Direction -> Filter the entries, keeping every line with the word "planning".

++++ Material for this exercise ++++

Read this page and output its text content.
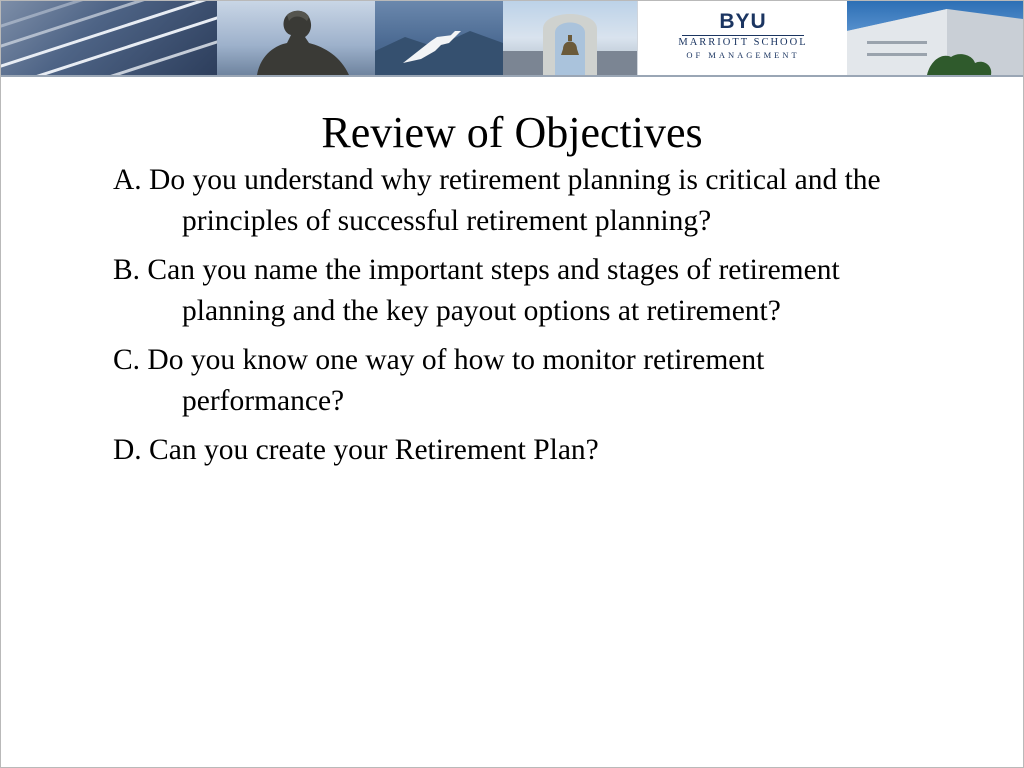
BYU
MARRIOTT SCHOOL
OF MANAGEMENT
Review of Objectives
A. Do you understand why retirement planning is critical and the principles of successful retirement planning?
B. Can you name the important steps and stages of retirement planning and the key payout options at retirement?
C. Do you know one way of how to monitor retirement performance?
D. Can you create your Retirement Plan?
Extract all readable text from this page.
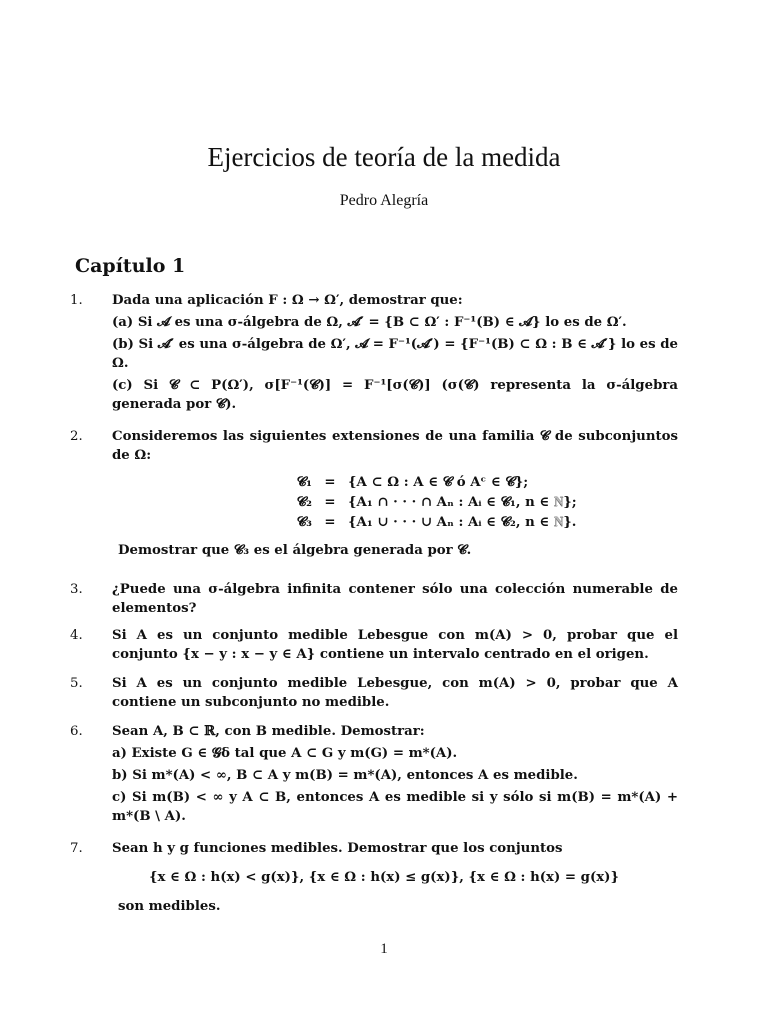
Ejercicios de teoría de la medida
Pedro Alegría
Capítulo 1
1. Dada una aplicación F : Ω → Ω′, demostrar que:

(a) Si 𝓐 es una σ-álgebra de Ω, 𝓐′ = {B ⊂ Ω′ : F⁻¹(B) ∈ 𝓐} lo es de Ω′.

(b) Si 𝓐′ es una σ-álgebra de Ω′, 𝓐 = F⁻¹(𝓐′) = {F⁻¹(B) ⊂ Ω : B ∈ 𝓐′} lo es de Ω.

(c) Si 𝓒 ⊂ P(Ω′), σ[F⁻¹(𝓒)] = F⁻¹[σ(𝓒)] (σ(𝓒) representa la σ-álgebra generada por 𝓒).

2. Consideremos las siguientes extensiones de una familia 𝓒 de subconjuntos de Ω:

𝓒₁ = {A ⊂ Ω : A ∈ 𝓒 ó Aᶜ ∈ 𝓒};
𝓒₂ = {A₁ ∩ · · · ∩ Aₙ : Aᵢ ∈ 𝓒₁, n ∈ ℕ};
𝓒₃ = {A₁ ∪ · · · ∪ Aₙ : Aᵢ ∈ 𝓒₂, n ∈ ℕ}.

Demostrar que 𝓒₃ es el álgebra generada por 𝓒.

3. ¿Puede una σ-álgebra infinita contener sólo una colección numerable de elementos?

4. Si A es un conjunto medible Lebesgue con m(A) > 0, probar que el conjunto {x − y : x − y ∈ A} contiene un intervalo centrado en el origen.

5. Si A es un conjunto medible Lebesgue, con m(A) > 0, probar que A contiene un subconjunto no medible.

6. Sean A, B ⊂ ℝ, con B medible. Demostrar:

a) Existe G ∈ 𝓖δ tal que A ⊂ G y m(G) = m*(A).

b) Si m*(A) < ∞, B ⊂ A y m(B) = m*(A), entonces A es medible.

c) Si m(B) < ∞ y A ⊂ B, entonces A es medible si y sólo si m(B) = m*(A) + m*(B \ A).

7. Sean h y g funciones medibles. Demostrar que los conjuntos

{x ∈ Ω : h(x) < g(x)}, {x ∈ Ω : h(x) ≤ g(x)}, {x ∈ Ω : h(x) = g(x)}

son medibles.

1
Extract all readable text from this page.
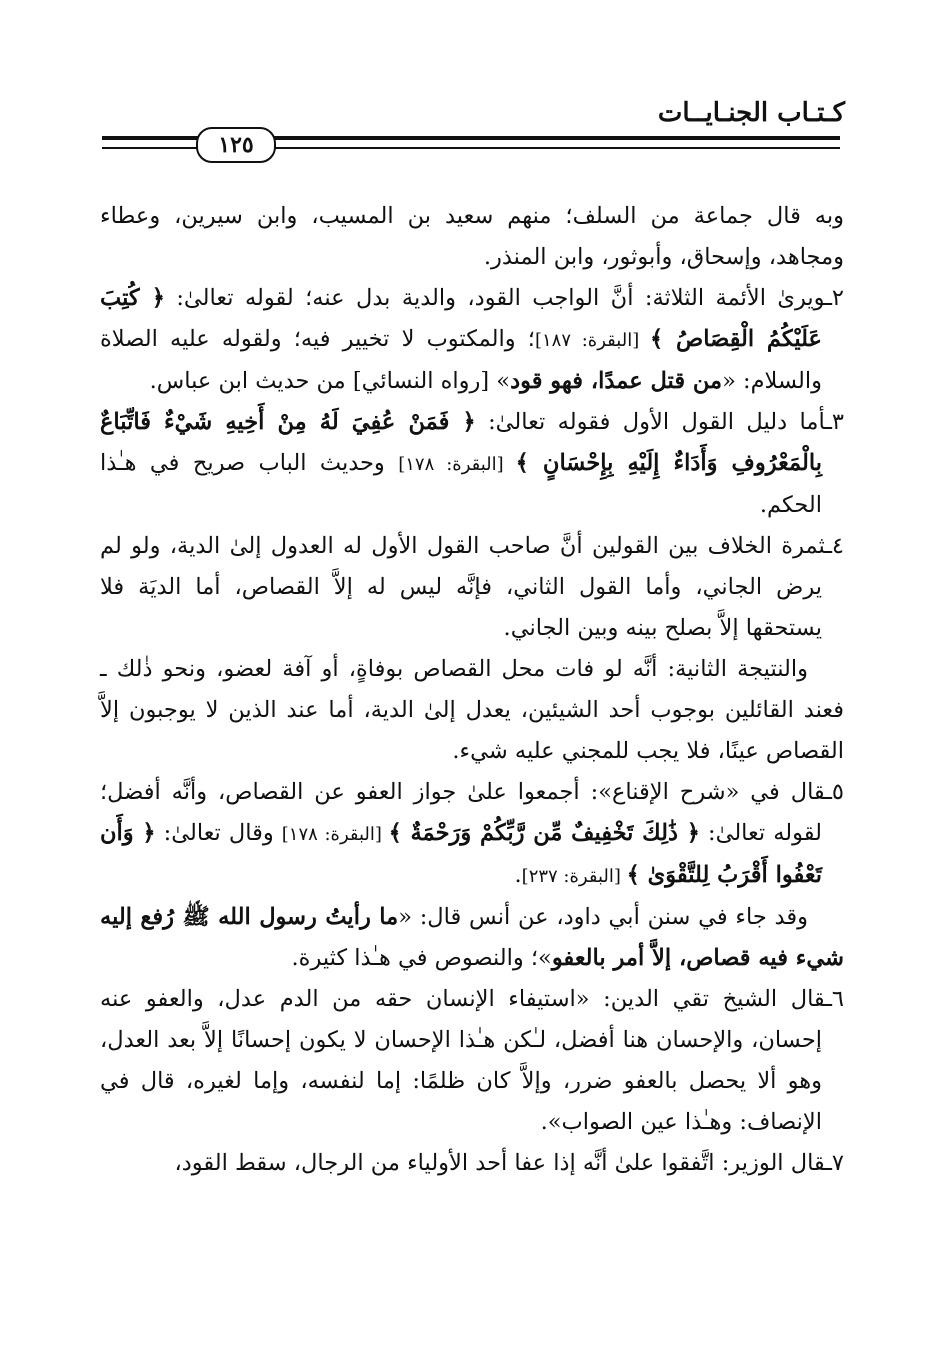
كـتـاب الجنـايــات
١٢٥

وبه قال جماعة من السلف؛ منهم سعيد بن المسيب، وابن سيرين، وعطاء ومجاهد، وإسحاق، وأبوثور، وابن المنذر.

٢ـويرىٰ الأئمة الثلاثة: أنَّ الواجب القود، والدية بدل عنه؛ لقوله تعالىٰ: ﴿ كُتِبَ عَلَيْكُمُ الْقِصَاصُ ﴾ [البقرة: ١٨٧]؛ والمكتوب لا تخيير فيه؛ ولقوله عليه الصلاة والسلام: «من قتل عمدًا، فهو قود» [رواه النسائي] من حديث ابن عباس.

٣ـأما دليل القول الأول فقوله تعالىٰ: ﴿ فَمَنْ عُفِيَ لَهُ مِنْ أَخِيهِ شَيْءٌ فَاتِّبَاعٌ بِالْمَعْرُوفِ وَأَدَاءٌ إِلَيْهِ بِإِحْسَانٍ ﴾ [البقرة: ١٧٨] وحديث الباب صريح في هـٰذا الحكم.

٤ـثمرة الخلاف بين القولين أنَّ صاحب القول الأول له العدول إلىٰ الدية، ولو لم يرض الجاني، وأما القول الثاني، فإنَّه ليس له إلاَّ القصاص، أما الديَة فلا يستحقها إلاَّ بصلح بينه وبين الجاني.

والنتيجة الثانية: أنَّه لو فات محل القصاص بوفاةٍ، أو آفة لعضو، ونحو ذٰلك ـ فعند القائلين بوجوب أحد الشيئين، يعدل إلىٰ الدية، أما عند الذين لا يوجبون إلاَّ القصاص عينًا، فلا يجب للمجني عليه شيء.

٥ـقال في «شرح الإقناع»: أجمعوا علىٰ جواز العفو عن القصاص، وأنَّه أفضل؛ لقوله تعالىٰ: ﴿ ذَٰلِكَ تَخْفِيفٌ مِّن رَّبِّكُمْ وَرَحْمَةٌ ﴾ [البقرة: ١٧٨] وقال تعالىٰ: ﴿ وَأَن تَعْفُوا أَقْرَبُ لِلتَّقْوَىٰ ﴾ [البقرة: ٢٣٧].

وقد جاء في سنن أبي داود، عن أنس قال: «ما رأيتُ رسول الله ﷺ رُفع إليه شيء فيه قصاص، إلاَّ أمر بالعفو»؛ والنصوص في هـٰذا كثيرة.

٦ـقال الشيخ تقي الدين: «استيفاء الإنسان حقه من الدم عدل، والعفو عنه إحسان، والإحسان هنا أفضل، لـٰكن هـٰذا الإحسان لا يكون إحسانًا إلاَّ بعد العدل، وهو ألا يحصل بالعفو ضرر، وإلاَّ كان ظلمًا: إما لنفسه، وإما لغيره، قال في الإنصاف: وهـٰذا عين الصواب».

٧ـقال الوزير: اتَّفقوا علىٰ أنَّه إذا عفا أحد الأولياء من الرجال، سقط القود،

++++

Solution to this exercise ->
A. Do you understand why retirement planning is critical and the principles of successful retirement planning?
B. Can you name the important steps and stages of retirement planning and the key payout options at retirement?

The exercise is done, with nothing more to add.